PROBLEM —
Print the complete set of entries exactly.

[Figure contents as structured data]
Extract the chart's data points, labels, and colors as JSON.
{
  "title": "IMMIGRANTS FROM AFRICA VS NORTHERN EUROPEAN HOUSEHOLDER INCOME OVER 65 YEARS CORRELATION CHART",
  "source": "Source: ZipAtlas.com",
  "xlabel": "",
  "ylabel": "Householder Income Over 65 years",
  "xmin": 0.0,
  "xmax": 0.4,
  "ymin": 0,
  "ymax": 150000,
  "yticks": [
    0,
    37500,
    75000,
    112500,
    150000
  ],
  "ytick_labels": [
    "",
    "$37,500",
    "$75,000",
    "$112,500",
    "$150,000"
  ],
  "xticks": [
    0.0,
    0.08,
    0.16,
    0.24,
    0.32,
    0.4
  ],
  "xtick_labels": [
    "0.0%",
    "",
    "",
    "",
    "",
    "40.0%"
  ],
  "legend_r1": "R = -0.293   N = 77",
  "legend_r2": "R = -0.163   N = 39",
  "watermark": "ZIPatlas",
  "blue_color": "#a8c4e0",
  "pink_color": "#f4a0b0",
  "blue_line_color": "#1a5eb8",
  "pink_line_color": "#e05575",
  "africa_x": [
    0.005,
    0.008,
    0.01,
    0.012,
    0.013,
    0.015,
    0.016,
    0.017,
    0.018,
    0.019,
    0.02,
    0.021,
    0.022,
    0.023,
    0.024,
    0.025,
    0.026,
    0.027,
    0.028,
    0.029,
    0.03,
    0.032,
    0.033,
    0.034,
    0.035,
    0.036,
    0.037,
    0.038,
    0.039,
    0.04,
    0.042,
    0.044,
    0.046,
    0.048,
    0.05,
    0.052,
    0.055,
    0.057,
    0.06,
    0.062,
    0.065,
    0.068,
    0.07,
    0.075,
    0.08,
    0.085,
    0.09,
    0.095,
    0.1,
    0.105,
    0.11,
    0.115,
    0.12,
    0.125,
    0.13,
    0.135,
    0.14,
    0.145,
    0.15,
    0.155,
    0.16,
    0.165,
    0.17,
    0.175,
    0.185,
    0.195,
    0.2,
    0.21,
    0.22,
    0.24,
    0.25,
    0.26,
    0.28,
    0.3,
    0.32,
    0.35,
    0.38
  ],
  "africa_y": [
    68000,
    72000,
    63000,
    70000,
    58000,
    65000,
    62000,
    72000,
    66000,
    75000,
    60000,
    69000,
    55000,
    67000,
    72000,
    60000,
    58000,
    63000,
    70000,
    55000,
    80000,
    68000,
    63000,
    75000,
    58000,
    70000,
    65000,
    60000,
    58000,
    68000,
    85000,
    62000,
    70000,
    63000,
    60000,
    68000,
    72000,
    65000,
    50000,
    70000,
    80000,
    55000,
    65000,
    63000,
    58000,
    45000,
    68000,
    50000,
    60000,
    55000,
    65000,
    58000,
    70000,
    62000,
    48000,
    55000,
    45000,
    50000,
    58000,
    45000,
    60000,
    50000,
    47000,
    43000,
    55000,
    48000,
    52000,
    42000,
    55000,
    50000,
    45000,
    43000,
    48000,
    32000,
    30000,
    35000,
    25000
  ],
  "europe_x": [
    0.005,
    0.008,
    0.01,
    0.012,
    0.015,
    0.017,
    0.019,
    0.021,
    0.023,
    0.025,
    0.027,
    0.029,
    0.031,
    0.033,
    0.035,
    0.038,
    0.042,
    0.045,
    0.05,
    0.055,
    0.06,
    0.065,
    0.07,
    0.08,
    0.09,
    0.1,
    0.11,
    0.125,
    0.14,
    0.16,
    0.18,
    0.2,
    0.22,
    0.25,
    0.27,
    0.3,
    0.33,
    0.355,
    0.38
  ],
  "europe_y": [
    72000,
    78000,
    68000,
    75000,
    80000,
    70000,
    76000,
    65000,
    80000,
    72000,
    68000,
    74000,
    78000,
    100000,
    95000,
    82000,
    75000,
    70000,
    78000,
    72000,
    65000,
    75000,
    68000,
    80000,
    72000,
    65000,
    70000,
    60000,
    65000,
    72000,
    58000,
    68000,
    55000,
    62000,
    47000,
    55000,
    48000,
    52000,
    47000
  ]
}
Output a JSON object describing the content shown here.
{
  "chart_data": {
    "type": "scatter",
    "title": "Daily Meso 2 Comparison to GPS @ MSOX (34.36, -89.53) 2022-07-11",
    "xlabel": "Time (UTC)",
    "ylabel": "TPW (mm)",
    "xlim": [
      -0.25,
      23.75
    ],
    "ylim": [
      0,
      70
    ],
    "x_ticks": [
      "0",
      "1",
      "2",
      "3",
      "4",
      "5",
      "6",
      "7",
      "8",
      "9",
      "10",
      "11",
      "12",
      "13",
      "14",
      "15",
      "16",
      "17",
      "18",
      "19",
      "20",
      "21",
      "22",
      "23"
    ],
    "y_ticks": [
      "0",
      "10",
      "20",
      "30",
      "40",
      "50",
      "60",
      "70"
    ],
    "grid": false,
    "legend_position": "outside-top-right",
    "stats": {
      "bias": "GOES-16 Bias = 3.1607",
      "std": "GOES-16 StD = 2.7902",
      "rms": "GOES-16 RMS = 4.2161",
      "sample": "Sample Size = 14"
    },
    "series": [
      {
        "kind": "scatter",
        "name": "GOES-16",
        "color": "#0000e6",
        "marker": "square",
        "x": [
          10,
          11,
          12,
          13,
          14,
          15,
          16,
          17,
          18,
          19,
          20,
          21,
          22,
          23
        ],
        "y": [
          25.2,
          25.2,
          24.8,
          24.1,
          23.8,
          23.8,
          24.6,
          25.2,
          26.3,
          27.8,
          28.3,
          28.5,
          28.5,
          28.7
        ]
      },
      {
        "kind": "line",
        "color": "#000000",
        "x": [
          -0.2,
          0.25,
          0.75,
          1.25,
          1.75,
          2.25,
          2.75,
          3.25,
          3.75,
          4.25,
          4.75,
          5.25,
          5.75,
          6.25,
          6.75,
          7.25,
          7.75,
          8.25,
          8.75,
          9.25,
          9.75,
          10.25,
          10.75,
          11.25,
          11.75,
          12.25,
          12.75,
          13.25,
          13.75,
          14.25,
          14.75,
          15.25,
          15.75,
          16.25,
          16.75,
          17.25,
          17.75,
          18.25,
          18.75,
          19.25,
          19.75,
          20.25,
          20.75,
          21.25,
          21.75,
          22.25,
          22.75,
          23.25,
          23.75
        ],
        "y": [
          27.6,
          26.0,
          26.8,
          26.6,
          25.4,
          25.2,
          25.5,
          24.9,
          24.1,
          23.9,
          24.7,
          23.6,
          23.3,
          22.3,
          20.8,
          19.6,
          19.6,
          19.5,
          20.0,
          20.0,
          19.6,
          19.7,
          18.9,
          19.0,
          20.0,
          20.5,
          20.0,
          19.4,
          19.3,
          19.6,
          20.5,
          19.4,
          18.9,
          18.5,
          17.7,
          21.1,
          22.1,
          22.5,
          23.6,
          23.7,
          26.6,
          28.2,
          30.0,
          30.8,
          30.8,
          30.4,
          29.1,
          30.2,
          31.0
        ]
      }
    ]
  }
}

SOLUTION TO THIS EXERCISE —
Extract the chart's data points, labels, and colors as JSON.
{
  "title": "IMMIGRANTS FROM AFRICA VS NORTHERN EUROPEAN HOUSEHOLDER INCOME OVER 65 YEARS CORRELATION CHART",
  "source": "Source: ZipAtlas.com",
  "xlabel": "",
  "ylabel": "Householder Income Over 65 years",
  "xmin": 0.0,
  "xmax": 0.4,
  "ymin": 0,
  "ymax": 150000,
  "yticks": [
    0,
    37500,
    75000,
    112500,
    150000
  ],
  "ytick_labels": [
    "",
    "$37,500",
    "$75,000",
    "$112,500",
    "$150,000"
  ],
  "xticks": [
    0.0,
    0.08,
    0.16,
    0.24,
    0.32,
    0.4
  ],
  "xtick_labels": [
    "0.0%",
    "",
    "",
    "",
    "",
    "40.0%"
  ],
  "legend_r1": "R = -0.293   N = 77",
  "legend_r2": "R = -0.163   N = 39",
  "watermark": "ZIPatlas",
  "blue_color": "#a8c4e0",
  "pink_color": "#f4a0b0",
  "blue_line_color": "#1a5eb8",
  "pink_line_color": "#e05575",
  "africa_x": [
    0.005,
    0.008,
    0.01,
    0.012,
    0.013,
    0.015,
    0.016,
    0.017,
    0.018,
    0.019,
    0.02,
    0.021,
    0.022,
    0.023,
    0.024,
    0.025,
    0.026,
    0.027,
    0.028,
    0.029,
    0.03,
    0.032,
    0.033,
    0.034,
    0.035,
    0.036,
    0.037,
    0.038,
    0.039,
    0.04,
    0.042,
    0.044,
    0.046,
    0.048,
    0.05,
    0.052,
    0.055,
    0.057,
    0.06,
    0.062,
    0.065,
    0.068,
    0.07,
    0.075,
    0.08,
    0.085,
    0.09,
    0.095,
    0.1,
    0.105,
    0.11,
    0.115,
    0.12,
    0.125,
    0.13,
    0.135,
    0.14,
    0.145,
    0.15,
    0.155,
    0.16,
    0.165,
    0.17,
    0.175,
    0.185,
    0.195,
    0.2,
    0.21,
    0.22,
    0.24,
    0.25,
    0.26,
    0.28,
    0.3,
    0.32,
    0.35,
    0.38
  ],
  "africa_y": [
    68000,
    72000,
    63000,
    70000,
    58000,
    65000,
    62000,
    72000,
    66000,
    75000,
    60000,
    69000,
    55000,
    67000,
    72000,
    60000,
    58000,
    63000,
    70000,
    55000,
    80000,
    68000,
    63000,
    75000,
    58000,
    70000,
    65000,
    60000,
    58000,
    68000,
    85000,
    62000,
    70000,
    63000,
    60000,
    68000,
    72000,
    65000,
    50000,
    70000,
    80000,
    55000,
    65000,
    63000,
    58000,
    45000,
    68000,
    50000,
    60000,
    55000,
    65000,
    58000,
    70000,
    62000,
    48000,
    55000,
    45000,
    50000,
    58000,
    45000,
    60000,
    50000,
    47000,
    43000,
    55000,
    48000,
    52000,
    42000,
    55000,
    50000,
    45000,
    43000,
    48000,
    32000,
    30000,
    35000,
    25000
  ],
  "europe_x": [
    0.005,
    0.008,
    0.01,
    0.012,
    0.015,
    0.017,
    0.019,
    0.021,
    0.023,
    0.025,
    0.027,
    0.029,
    0.031,
    0.033,
    0.035,
    0.038,
    0.042,
    0.045,
    0.05,
    0.055,
    0.06,
    0.065,
    0.07,
    0.08,
    0.09,
    0.1,
    0.11,
    0.125,
    0.14,
    0.16,
    0.18,
    0.2,
    0.22,
    0.25,
    0.27,
    0.3,
    0.33,
    0.355,
    0.38
  ],
  "europe_y": [
    72000,
    78000,
    68000,
    75000,
    80000,
    70000,
    76000,
    65000,
    80000,
    72000,
    68000,
    74000,
    78000,
    100000,
    95000,
    82000,
    75000,
    70000,
    78000,
    72000,
    65000,
    75000,
    68000,
    80000,
    72000,
    65000,
    70000,
    60000,
    65000,
    72000,
    58000,
    68000,
    55000,
    62000,
    47000,
    55000,
    48000,
    52000,
    47000
  ]
}
Output a JSON object describing the content shown here.
{
  "chart_data": {
    "type": "scatter",
    "title": "Daily Meso 2 Comparison to GPS @ MSOX (34.36, -89.53) 2022-07-11",
    "xlabel": "Time (UTC)",
    "ylabel": "TPW (mm)",
    "xlim": [
      -0.25,
      23.75
    ],
    "ylim": [
      0,
      70
    ],
    "x_ticks": [
      "0",
      "1",
      "2",
      "3",
      "4",
      "5",
      "6",
      "7",
      "8",
      "9",
      "10",
      "11",
      "12",
      "13",
      "14",
      "15",
      "16",
      "17",
      "18",
      "19",
      "20",
      "21",
      "22",
      "23"
    ],
    "y_ticks": [
      "0",
      "10",
      "20",
      "30",
      "40",
      "50",
      "60",
      "70"
    ],
    "grid": false,
    "legend_position": "outside-top-right",
    "stats": {
      "bias": "GOES-16 Bias = 3.1607",
      "std": "GOES-16 StD = 2.7902",
      "rms": "GOES-16 RMS = 4.2161",
      "sample": "Sample Size = 14"
    },
    "series": [
      {
        "kind": "scatter",
        "name": "GOES-16",
        "color": "#0000e6",
        "marker": "square",
        "x": [
          10,
          11,
          12,
          13,
          14,
          15,
          16,
          17,
          18,
          19,
          20,
          21,
          22,
          23
        ],
        "y": [
          25.2,
          25.2,
          24.8,
          24.1,
          23.8,
          23.8,
          24.6,
          25.2,
          26.3,
          27.8,
          28.3,
          28.5,
          28.5,
          28.7
        ]
      },
      {
        "kind": "line",
        "color": "#000000",
        "x": [
          -0.2,
          0.25,
          0.75,
          1.25,
          1.75,
          2.25,
          2.75,
          3.25,
          3.75,
          4.25,
          4.75,
          5.25,
          5.75,
          6.25,
          6.75,
          7.25,
          7.75,
          8.25,
          8.75,
          9.25,
          9.75,
          10.25,
          10.75,
          11.25,
          11.75,
          12.25,
          12.75,
          13.25,
          13.75,
          14.25,
          14.75,
          15.25,
          15.75,
          16.25,
          16.75,
          17.25,
          17.75,
          18.25,
          18.75,
          19.25,
          19.75,
          20.25,
          20.75,
          21.25,
          21.75,
          22.25,
          22.75,
          23.25,
          23.75
        ],
        "y": [
          27.6,
          26.0,
          26.8,
          26.6,
          25.4,
          25.2,
          25.5,
          24.9,
          24.1,
          23.9,
          24.7,
          23.6,
          23.3,
          22.3,
          20.8,
          19.6,
          19.6,
          19.5,
          20.0,
          20.0,
          19.6,
          19.7,
          18.9,
          19.0,
          20.0,
          20.5,
          20.0,
          19.4,
          19.3,
          19.6,
          20.5,
          19.4,
          18.9,
          18.5,
          17.7,
          21.1,
          22.1,
          22.5,
          23.6,
          23.7,
          26.6,
          28.2,
          30.0,
          30.8,
          30.8,
          30.4,
          29.1,
          30.2,
          31.0
        ]
      }
    ]
  }
}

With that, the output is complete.